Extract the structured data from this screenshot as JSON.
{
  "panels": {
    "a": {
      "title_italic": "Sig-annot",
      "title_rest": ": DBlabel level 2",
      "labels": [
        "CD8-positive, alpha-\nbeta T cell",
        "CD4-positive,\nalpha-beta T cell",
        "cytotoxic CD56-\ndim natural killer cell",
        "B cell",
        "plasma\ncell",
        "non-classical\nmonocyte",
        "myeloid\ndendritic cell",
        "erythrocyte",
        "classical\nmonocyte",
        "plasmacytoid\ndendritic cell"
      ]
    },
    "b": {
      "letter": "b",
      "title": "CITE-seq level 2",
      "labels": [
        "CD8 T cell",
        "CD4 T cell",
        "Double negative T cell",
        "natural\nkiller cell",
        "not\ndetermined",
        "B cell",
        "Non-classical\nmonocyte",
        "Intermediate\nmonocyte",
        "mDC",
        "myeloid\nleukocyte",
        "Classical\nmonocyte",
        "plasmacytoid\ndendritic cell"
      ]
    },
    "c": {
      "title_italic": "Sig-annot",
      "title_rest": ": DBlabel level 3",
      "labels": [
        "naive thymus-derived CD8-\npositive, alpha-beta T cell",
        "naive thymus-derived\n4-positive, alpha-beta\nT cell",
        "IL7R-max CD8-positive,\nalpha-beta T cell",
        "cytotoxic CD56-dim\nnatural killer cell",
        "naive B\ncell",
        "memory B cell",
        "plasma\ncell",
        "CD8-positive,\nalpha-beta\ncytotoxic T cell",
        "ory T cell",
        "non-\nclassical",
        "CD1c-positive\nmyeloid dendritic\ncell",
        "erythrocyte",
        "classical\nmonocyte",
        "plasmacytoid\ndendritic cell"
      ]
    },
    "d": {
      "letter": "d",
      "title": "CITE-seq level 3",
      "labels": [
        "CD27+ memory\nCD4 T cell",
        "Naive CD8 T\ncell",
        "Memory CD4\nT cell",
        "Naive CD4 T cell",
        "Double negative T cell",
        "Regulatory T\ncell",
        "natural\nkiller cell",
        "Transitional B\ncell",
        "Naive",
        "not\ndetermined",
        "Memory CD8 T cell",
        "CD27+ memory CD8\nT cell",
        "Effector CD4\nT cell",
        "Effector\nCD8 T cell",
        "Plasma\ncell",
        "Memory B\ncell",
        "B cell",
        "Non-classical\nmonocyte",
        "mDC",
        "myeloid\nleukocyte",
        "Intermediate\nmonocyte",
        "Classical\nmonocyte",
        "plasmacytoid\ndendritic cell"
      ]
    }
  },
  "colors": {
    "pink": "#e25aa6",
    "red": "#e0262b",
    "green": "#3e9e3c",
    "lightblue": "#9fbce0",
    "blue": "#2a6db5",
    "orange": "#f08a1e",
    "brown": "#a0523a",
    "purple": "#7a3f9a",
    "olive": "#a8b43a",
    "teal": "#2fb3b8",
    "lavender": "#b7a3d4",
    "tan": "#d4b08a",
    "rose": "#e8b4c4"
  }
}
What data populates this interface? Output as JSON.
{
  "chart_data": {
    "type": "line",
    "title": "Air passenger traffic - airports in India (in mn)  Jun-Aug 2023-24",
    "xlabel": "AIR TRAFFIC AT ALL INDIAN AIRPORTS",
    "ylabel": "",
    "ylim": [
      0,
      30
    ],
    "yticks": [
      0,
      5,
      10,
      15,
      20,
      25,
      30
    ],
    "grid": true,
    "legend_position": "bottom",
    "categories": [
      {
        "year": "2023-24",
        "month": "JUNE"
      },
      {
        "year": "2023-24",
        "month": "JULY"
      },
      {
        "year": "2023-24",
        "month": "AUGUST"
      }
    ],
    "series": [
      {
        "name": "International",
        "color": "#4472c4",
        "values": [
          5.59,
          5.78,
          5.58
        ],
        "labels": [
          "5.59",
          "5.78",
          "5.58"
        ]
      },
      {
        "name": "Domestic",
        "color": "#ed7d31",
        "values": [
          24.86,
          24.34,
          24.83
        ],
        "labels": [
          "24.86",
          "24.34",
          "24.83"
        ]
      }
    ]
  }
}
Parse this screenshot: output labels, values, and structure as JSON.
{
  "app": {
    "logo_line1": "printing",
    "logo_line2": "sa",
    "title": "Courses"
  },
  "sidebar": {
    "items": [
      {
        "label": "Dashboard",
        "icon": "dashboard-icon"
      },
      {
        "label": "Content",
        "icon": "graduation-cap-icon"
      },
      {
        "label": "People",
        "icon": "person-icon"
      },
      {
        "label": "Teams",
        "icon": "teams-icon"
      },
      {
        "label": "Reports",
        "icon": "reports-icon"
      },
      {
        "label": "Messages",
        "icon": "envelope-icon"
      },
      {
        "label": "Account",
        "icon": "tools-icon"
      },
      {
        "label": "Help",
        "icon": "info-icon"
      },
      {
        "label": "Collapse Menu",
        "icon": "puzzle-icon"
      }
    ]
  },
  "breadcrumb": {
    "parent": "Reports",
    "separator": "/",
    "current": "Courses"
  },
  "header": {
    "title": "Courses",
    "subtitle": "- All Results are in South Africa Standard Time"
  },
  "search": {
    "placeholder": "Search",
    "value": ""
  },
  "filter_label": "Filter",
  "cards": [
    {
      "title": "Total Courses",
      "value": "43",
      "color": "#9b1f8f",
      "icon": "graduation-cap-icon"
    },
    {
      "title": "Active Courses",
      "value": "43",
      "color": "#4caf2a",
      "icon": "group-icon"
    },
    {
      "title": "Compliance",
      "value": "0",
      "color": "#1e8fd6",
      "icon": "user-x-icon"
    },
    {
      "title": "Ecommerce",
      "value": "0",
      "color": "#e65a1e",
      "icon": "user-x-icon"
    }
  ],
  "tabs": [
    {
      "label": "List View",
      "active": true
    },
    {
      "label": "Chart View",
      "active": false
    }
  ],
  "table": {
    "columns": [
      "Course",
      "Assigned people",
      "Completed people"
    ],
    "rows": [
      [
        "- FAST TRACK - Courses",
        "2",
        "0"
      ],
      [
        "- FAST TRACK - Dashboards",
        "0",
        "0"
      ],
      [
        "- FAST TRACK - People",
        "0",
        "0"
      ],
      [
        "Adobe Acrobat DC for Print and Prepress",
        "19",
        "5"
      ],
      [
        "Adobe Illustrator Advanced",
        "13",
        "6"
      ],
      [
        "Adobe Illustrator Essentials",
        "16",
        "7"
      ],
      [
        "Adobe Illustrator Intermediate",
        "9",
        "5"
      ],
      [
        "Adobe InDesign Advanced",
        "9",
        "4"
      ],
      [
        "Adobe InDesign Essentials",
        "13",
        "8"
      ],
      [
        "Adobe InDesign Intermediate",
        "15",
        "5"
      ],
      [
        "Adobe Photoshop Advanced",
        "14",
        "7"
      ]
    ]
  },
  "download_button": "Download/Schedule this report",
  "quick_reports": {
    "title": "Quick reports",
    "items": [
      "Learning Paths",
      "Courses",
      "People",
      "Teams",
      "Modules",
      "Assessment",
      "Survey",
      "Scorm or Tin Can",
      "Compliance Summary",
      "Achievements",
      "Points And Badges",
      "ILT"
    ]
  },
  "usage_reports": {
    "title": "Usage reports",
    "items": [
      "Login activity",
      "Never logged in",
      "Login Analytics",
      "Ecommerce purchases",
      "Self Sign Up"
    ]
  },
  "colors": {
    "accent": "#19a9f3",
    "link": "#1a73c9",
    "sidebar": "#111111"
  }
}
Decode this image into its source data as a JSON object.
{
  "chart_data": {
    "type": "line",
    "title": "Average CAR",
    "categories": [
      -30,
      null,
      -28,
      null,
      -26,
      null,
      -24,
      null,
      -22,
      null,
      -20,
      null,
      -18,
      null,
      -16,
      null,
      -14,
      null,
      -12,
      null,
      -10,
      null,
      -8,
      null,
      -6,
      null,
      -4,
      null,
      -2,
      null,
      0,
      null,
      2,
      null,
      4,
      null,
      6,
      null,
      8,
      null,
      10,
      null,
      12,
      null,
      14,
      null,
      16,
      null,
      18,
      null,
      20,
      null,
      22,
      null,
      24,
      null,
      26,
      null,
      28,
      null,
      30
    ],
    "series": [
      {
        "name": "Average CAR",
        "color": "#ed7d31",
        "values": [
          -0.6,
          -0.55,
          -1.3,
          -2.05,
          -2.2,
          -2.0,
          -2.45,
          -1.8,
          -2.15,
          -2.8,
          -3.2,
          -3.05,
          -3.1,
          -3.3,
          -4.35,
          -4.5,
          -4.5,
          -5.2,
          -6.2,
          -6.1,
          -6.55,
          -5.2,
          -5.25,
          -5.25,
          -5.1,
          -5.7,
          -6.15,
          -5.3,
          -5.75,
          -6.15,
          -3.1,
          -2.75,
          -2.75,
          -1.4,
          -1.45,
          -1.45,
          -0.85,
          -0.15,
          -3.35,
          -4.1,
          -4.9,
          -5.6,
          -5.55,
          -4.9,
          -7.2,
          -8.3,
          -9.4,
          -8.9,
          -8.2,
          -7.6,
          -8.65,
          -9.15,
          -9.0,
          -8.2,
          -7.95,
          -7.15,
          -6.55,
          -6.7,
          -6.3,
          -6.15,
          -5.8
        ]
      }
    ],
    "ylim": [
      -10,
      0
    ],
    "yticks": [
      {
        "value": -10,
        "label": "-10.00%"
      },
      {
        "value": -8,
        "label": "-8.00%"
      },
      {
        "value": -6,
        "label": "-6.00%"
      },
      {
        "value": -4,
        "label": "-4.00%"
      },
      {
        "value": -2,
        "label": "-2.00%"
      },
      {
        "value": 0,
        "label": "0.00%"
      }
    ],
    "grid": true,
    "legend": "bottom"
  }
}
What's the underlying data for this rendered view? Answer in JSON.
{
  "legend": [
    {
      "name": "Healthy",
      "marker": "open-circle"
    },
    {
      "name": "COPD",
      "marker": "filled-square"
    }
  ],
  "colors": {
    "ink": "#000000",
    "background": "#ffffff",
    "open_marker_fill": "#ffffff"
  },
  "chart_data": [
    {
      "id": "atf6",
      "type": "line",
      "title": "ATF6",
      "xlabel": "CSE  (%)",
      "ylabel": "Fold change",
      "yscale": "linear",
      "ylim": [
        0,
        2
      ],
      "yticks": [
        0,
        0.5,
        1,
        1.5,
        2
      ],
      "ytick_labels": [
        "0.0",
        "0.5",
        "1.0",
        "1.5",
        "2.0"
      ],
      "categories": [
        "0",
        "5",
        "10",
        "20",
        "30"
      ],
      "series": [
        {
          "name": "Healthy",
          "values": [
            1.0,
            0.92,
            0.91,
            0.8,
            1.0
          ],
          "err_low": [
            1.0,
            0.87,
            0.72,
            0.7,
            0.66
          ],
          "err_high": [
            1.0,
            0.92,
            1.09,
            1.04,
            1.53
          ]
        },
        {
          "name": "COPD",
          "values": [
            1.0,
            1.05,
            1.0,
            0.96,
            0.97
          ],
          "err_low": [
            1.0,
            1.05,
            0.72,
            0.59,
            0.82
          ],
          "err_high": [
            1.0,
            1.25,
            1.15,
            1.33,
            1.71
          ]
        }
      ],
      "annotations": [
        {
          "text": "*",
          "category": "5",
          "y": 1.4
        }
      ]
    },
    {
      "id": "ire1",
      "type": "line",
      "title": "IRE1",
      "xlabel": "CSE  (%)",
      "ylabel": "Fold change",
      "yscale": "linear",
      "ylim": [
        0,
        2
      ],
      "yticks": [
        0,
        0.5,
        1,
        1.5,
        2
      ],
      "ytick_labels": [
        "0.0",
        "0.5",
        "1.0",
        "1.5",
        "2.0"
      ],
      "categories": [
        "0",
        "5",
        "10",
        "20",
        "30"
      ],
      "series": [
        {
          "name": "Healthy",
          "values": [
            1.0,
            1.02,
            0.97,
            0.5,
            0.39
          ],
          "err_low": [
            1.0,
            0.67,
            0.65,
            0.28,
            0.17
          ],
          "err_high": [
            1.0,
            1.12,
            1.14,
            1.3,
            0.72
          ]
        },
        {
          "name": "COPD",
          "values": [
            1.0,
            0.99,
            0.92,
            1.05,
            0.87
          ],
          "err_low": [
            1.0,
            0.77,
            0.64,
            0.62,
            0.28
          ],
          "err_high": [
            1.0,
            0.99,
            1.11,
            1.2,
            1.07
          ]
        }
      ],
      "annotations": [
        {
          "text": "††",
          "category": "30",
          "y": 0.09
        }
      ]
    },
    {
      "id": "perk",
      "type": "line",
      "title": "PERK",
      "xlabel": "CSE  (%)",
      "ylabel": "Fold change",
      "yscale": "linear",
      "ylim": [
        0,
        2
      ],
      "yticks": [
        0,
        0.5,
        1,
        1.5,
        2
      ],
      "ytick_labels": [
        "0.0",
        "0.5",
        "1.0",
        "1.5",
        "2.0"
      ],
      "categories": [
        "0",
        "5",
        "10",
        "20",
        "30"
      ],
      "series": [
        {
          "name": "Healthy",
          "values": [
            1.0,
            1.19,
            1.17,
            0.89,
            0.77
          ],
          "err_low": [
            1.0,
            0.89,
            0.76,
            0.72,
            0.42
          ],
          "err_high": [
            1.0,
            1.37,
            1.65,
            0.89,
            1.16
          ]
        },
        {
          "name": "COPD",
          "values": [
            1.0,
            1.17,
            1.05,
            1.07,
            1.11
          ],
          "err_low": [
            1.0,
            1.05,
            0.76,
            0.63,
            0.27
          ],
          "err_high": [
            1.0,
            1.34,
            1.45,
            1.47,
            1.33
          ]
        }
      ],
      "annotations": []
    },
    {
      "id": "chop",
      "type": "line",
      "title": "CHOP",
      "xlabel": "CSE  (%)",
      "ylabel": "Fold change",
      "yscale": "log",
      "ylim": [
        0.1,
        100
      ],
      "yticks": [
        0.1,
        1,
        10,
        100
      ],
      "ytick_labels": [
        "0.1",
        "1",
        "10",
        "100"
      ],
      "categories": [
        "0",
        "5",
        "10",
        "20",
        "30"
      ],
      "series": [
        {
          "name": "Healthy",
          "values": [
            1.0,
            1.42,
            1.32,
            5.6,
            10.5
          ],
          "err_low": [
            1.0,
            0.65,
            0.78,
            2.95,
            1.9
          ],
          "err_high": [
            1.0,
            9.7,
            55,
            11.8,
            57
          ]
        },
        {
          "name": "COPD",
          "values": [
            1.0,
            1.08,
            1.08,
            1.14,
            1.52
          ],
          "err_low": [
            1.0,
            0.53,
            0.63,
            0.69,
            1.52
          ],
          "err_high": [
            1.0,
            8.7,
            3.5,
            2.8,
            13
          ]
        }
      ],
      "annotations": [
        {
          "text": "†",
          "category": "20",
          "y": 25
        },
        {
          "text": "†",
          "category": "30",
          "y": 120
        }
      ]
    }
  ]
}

#### [EXERCISE PROMPT]
Show each line holding the word "Advanced".

#### [ANSWER]
        "Adobe Illustrator Advanced",
        "Adobe InDesign Advanced",
        "Adobe Photoshop Advanced",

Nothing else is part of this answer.